Excerpted data
================

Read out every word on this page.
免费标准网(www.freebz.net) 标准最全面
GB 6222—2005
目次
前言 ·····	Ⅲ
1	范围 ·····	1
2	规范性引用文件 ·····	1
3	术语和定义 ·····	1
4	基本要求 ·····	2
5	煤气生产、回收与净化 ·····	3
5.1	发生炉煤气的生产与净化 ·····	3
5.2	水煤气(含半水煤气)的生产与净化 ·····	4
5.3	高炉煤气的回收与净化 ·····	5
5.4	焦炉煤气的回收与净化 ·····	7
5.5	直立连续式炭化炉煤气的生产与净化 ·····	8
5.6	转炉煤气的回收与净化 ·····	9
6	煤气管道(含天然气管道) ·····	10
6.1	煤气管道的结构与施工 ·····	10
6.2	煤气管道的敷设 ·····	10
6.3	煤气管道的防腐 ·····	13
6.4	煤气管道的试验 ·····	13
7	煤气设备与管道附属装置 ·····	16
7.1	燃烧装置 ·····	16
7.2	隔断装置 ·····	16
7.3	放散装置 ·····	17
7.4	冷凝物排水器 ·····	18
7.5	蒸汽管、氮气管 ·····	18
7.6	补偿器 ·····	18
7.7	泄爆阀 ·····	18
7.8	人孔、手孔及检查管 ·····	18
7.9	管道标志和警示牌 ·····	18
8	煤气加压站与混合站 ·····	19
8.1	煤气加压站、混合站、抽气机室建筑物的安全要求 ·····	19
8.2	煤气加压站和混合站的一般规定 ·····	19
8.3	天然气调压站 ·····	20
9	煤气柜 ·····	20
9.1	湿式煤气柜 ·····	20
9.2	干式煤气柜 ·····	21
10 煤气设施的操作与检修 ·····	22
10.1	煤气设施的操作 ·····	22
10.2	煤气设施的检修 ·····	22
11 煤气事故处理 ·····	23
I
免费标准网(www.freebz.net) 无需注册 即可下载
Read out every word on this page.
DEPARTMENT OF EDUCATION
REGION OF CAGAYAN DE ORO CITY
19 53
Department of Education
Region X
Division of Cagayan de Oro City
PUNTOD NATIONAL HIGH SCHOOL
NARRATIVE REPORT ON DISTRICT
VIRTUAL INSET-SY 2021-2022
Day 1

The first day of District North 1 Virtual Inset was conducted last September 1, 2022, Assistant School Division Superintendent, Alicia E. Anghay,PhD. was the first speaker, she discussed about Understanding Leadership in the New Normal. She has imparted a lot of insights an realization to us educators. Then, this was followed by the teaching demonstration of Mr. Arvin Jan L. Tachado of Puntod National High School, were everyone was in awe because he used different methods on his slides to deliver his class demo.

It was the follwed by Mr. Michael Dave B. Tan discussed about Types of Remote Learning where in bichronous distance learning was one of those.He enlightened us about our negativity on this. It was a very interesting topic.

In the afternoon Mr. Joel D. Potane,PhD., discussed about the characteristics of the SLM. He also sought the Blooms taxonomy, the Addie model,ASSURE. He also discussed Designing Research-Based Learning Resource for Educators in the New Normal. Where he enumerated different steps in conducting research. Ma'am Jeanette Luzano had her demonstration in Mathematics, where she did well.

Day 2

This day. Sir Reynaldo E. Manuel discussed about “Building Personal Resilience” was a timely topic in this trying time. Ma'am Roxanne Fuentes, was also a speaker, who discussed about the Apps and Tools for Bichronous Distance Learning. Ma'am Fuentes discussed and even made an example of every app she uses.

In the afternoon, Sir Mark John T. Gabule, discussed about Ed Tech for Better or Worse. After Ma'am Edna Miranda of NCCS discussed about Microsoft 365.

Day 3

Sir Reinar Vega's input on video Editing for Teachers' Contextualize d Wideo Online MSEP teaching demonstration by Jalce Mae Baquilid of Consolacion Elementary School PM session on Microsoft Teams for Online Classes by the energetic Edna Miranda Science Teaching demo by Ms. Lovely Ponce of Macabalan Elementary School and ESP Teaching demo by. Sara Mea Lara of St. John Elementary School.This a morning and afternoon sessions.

================

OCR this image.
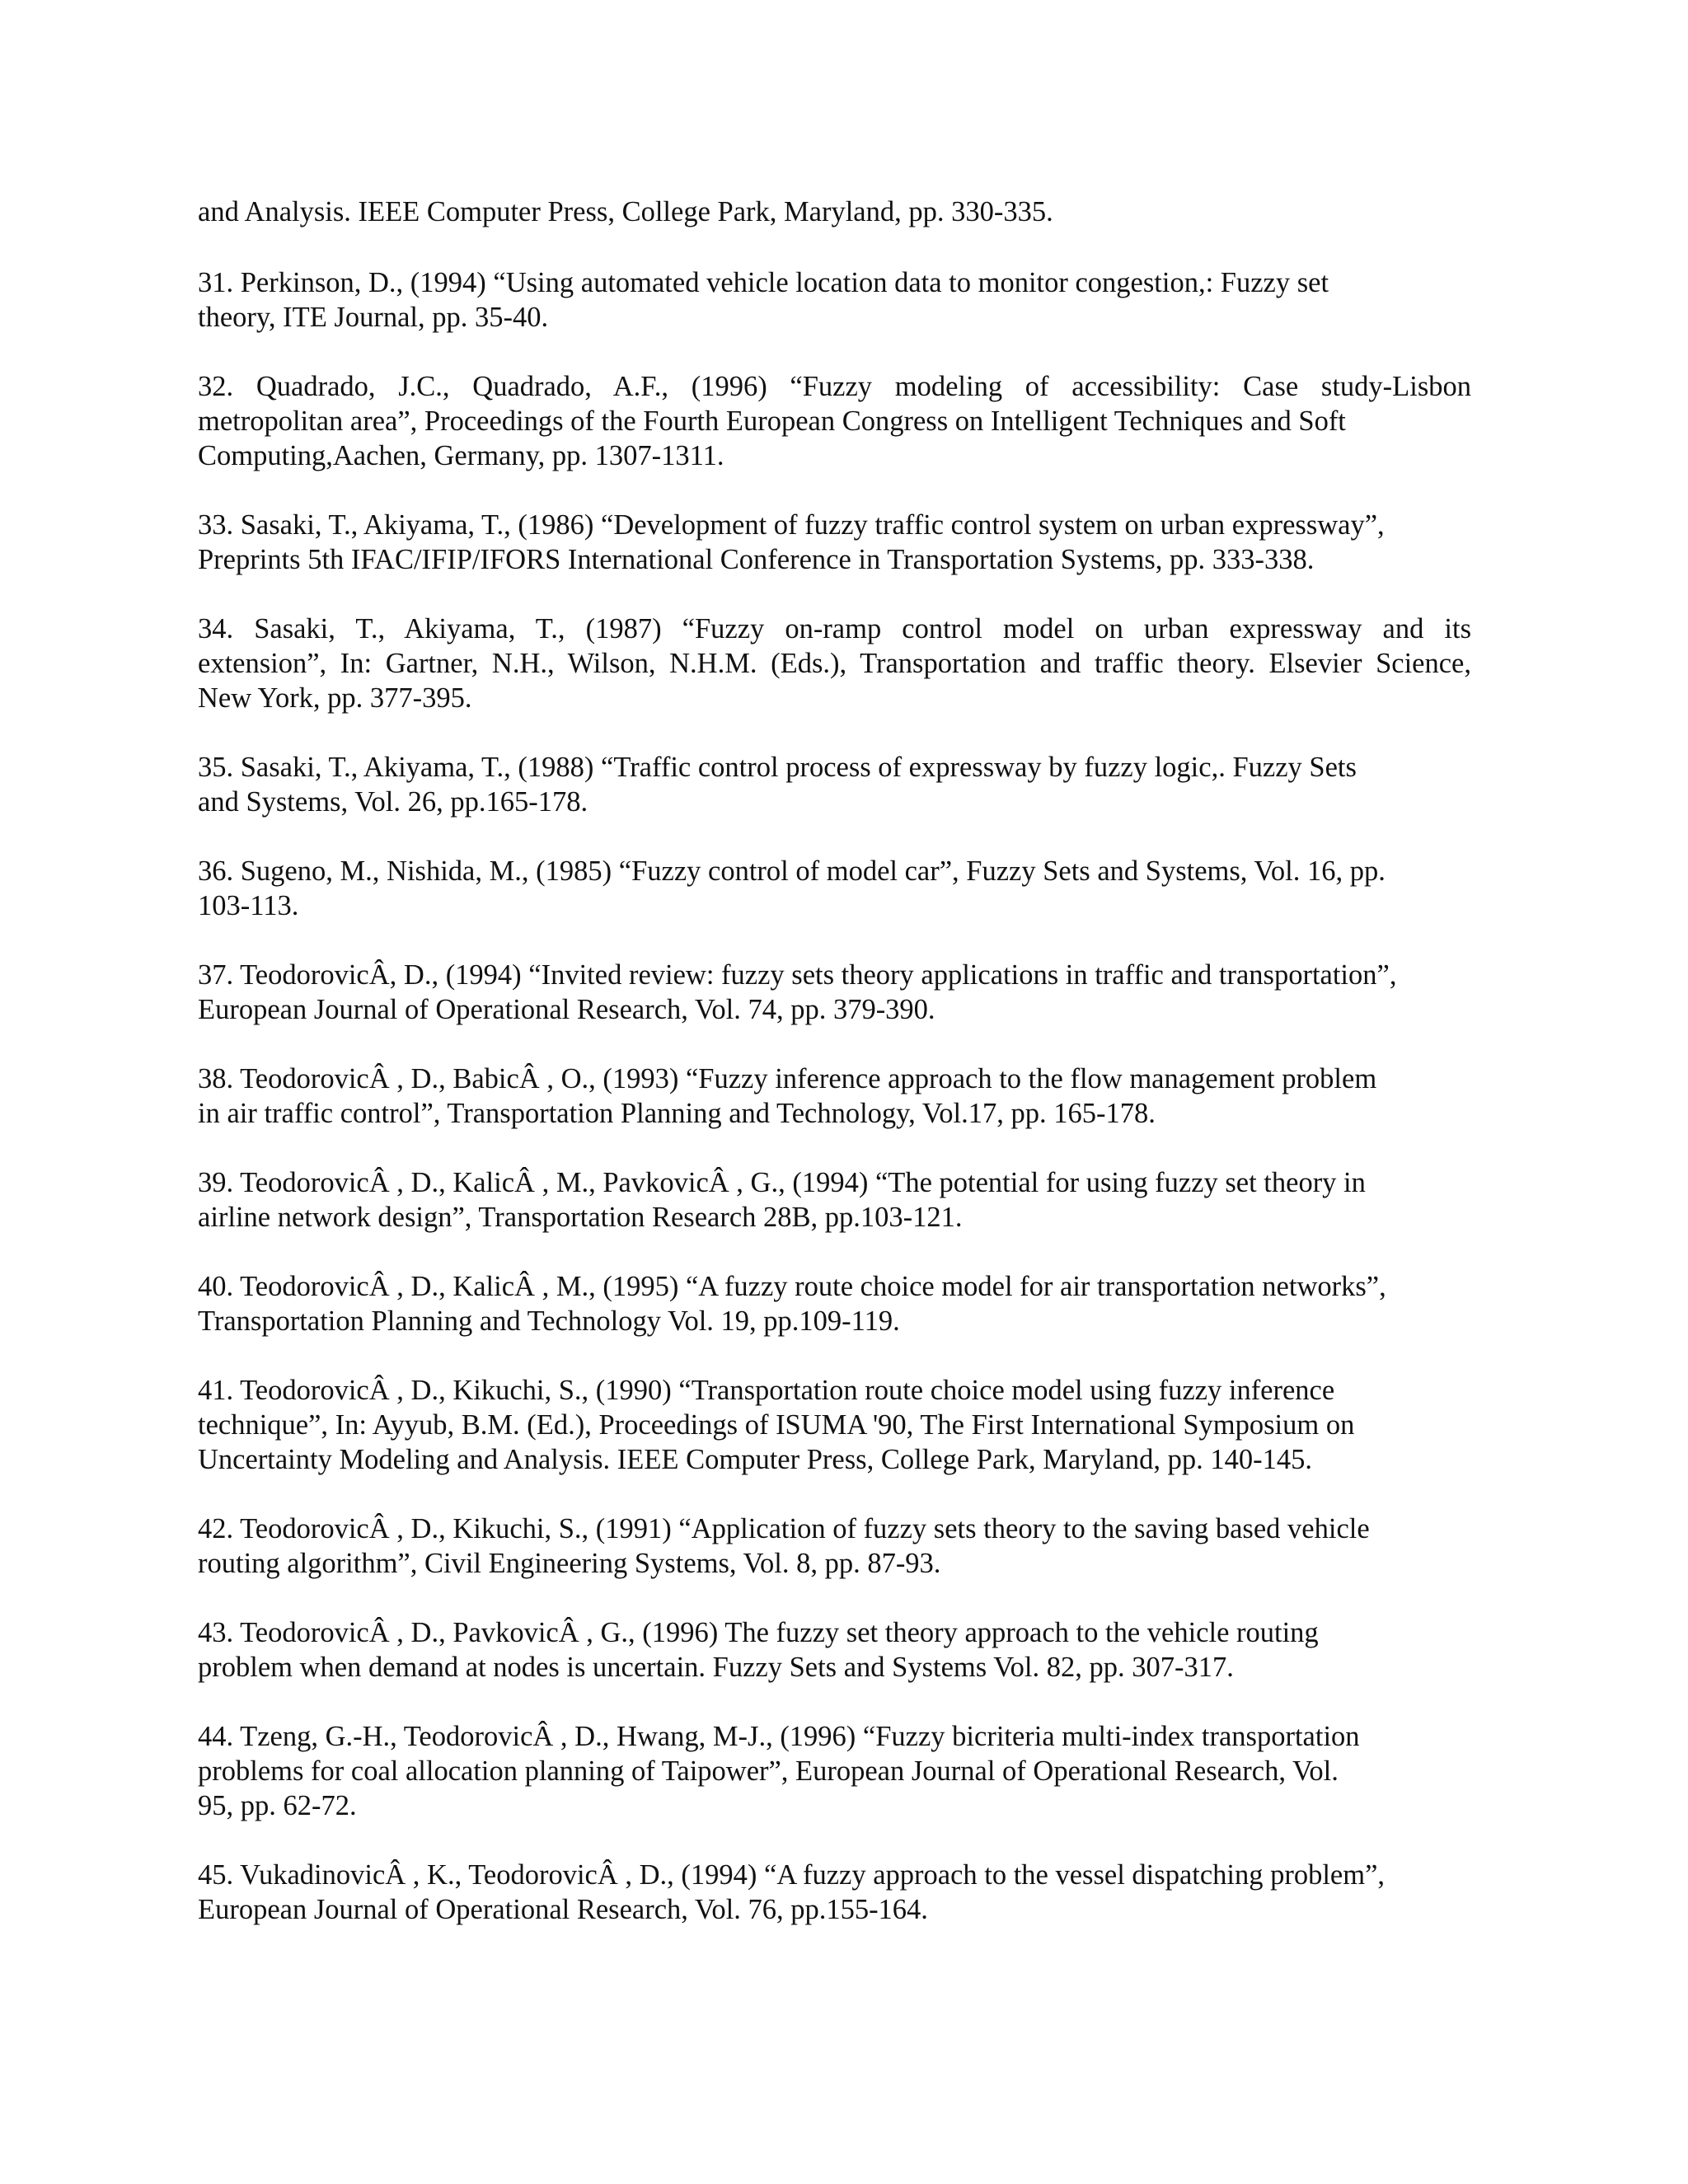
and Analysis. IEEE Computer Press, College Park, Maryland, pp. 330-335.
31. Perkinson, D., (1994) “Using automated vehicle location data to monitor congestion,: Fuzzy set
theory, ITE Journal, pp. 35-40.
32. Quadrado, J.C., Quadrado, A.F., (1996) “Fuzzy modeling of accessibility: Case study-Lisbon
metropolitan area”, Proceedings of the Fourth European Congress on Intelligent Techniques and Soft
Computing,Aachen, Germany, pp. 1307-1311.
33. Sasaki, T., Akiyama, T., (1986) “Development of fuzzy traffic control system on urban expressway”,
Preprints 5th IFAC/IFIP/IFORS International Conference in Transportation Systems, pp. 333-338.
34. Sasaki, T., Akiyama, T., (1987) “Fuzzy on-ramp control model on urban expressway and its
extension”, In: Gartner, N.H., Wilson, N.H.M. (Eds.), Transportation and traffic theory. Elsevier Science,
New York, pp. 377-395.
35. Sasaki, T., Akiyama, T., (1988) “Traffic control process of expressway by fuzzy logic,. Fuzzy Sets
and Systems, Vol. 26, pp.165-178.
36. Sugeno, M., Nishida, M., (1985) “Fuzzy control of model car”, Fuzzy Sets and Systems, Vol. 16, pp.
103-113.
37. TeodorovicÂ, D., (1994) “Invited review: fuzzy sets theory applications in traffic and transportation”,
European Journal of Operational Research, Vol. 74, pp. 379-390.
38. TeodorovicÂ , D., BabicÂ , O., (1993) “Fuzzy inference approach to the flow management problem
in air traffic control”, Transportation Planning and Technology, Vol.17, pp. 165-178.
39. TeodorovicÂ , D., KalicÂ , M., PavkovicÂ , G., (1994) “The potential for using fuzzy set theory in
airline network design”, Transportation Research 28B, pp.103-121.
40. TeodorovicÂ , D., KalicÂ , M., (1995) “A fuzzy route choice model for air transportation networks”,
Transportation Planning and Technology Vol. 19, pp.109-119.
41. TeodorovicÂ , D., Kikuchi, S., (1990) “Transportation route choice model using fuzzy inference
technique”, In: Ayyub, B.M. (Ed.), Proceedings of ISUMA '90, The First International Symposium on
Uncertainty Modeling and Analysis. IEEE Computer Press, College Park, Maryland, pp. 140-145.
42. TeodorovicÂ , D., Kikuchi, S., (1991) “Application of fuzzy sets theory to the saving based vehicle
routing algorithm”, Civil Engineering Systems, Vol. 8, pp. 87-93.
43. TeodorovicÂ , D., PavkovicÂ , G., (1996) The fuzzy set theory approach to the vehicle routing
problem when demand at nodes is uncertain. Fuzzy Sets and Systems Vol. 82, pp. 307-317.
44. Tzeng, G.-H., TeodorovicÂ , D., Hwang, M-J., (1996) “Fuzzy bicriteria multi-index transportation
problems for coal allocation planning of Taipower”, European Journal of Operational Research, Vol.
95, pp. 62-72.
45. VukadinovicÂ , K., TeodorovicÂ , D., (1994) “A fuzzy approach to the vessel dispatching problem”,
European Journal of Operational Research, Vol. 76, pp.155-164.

================

Task directions
Identify the lines of the entries containing the string "inference". Copy each such line.

Result of the task
38. TeodorovicÂ , D., BabicÂ , O., (1993) “Fuzzy inference approach to the flow management problem
41. TeodorovicÂ , D., Kikuchi, S., (1990) “Transportation route choice model using fuzzy inference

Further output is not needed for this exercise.